Directions. Copy down all of the data underneath, exactly as shown.

Record list.
-- Begin --

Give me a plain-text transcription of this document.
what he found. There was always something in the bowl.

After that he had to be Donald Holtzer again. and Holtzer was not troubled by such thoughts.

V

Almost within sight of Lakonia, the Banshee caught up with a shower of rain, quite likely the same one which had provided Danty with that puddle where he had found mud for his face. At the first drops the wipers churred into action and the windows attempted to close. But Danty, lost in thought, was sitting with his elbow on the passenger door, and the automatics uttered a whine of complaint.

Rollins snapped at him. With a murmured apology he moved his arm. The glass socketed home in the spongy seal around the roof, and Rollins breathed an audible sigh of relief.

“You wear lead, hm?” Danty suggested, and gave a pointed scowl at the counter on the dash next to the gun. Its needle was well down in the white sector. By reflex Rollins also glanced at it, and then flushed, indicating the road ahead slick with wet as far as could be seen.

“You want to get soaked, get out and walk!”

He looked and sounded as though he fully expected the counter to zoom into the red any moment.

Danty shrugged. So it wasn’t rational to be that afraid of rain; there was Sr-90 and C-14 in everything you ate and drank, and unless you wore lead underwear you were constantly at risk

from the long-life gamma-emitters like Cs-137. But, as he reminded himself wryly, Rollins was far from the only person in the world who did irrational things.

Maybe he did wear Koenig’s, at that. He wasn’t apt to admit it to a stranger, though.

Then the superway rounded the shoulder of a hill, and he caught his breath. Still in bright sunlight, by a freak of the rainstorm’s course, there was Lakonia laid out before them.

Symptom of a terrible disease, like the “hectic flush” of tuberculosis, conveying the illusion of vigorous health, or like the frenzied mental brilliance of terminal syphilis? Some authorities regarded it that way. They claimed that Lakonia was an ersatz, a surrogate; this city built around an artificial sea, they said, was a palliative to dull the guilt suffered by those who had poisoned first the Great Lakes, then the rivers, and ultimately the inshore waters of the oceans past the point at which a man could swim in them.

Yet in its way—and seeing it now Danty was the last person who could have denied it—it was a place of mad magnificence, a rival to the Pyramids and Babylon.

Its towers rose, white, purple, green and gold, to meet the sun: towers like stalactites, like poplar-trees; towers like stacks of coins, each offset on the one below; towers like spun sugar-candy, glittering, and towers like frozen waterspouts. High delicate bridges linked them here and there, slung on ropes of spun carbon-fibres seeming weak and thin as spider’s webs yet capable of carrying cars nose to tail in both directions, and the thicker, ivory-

-- End --

Task answer.
Give me a plain-text transcription of this document.
what he found. There was always something in the bowl.

After that he had to be Donald Holtzer again. and Holtzer was not troubled by such thoughts.

V

Almost within sight of Lakonia, the Banshee caught up with a shower of rain, quite likely the same one which had provided Danty with that puddle where he had found mud for his face. At the first drops the wipers churred into action and the windows attempted to close. But Danty, lost in thought, was sitting with his elbow on the passenger door, and the automatics uttered a whine of complaint.

Rollins snapped at him. With a murmured apology he moved his arm. The glass socketed home in the spongy seal around the roof, and Rollins breathed an audible sigh of relief.

“You wear lead, hm?” Danty suggested, and gave a pointed scowl at the counter on the dash next to the gun. Its needle was well down in the white sector. By reflex Rollins also glanced at it, and then flushed, indicating the road ahead slick with wet as far as could be seen.

“You want to get soaked, get out and walk!”

He looked and sounded as though he fully expected the counter to zoom into the red any moment.

Danty shrugged. So it wasn’t rational to be that afraid of rain; there was Sr-90 and C-14 in everything you ate and drank, and unless you wore lead underwear you were constantly at risk

from the long-life gamma-emitters like Cs-137. But, as he reminded himself wryly, Rollins was far from the only person in the world who did irrational things.

Maybe he did wear Koenig’s, at that. He wasn’t apt to admit it to a stranger, though.

Then the superway rounded the shoulder of a hill, and he caught his breath. Still in bright sunlight, by a freak of the rainstorm’s course, there was Lakonia laid out before them.

Symptom of a terrible disease, like the “hectic flush” of tuberculosis, conveying the illusion of vigorous health, or like the frenzied mental brilliance of terminal syphilis? Some authorities regarded it that way. They claimed that Lakonia was an ersatz, a surrogate; this city built around an artificial sea, they said, was a palliative to dull the guilt suffered by those who had poisoned first the Great Lakes, then the rivers, and ultimately the inshore waters of the oceans past the point at which a man could swim in them.

Yet in its way—and seeing it now Danty was the last person who could have denied it—it was a place of mad magnificence, a rival to the Pyramids and Babylon.

Its towers rose, white, purple, green and gold, to meet the sun: towers like stalactites, like poplar-trees; towers like stacks of coins, each offset on the one below; towers like spun sugar-candy, glittering, and towers like frozen waterspouts. High delicate bridges linked them here and there, slung on ropes of spun carbon-fibres seeming weak and thin as spider’s webs yet capable of carrying cars nose to tail in both directions, and the thicker, ivory-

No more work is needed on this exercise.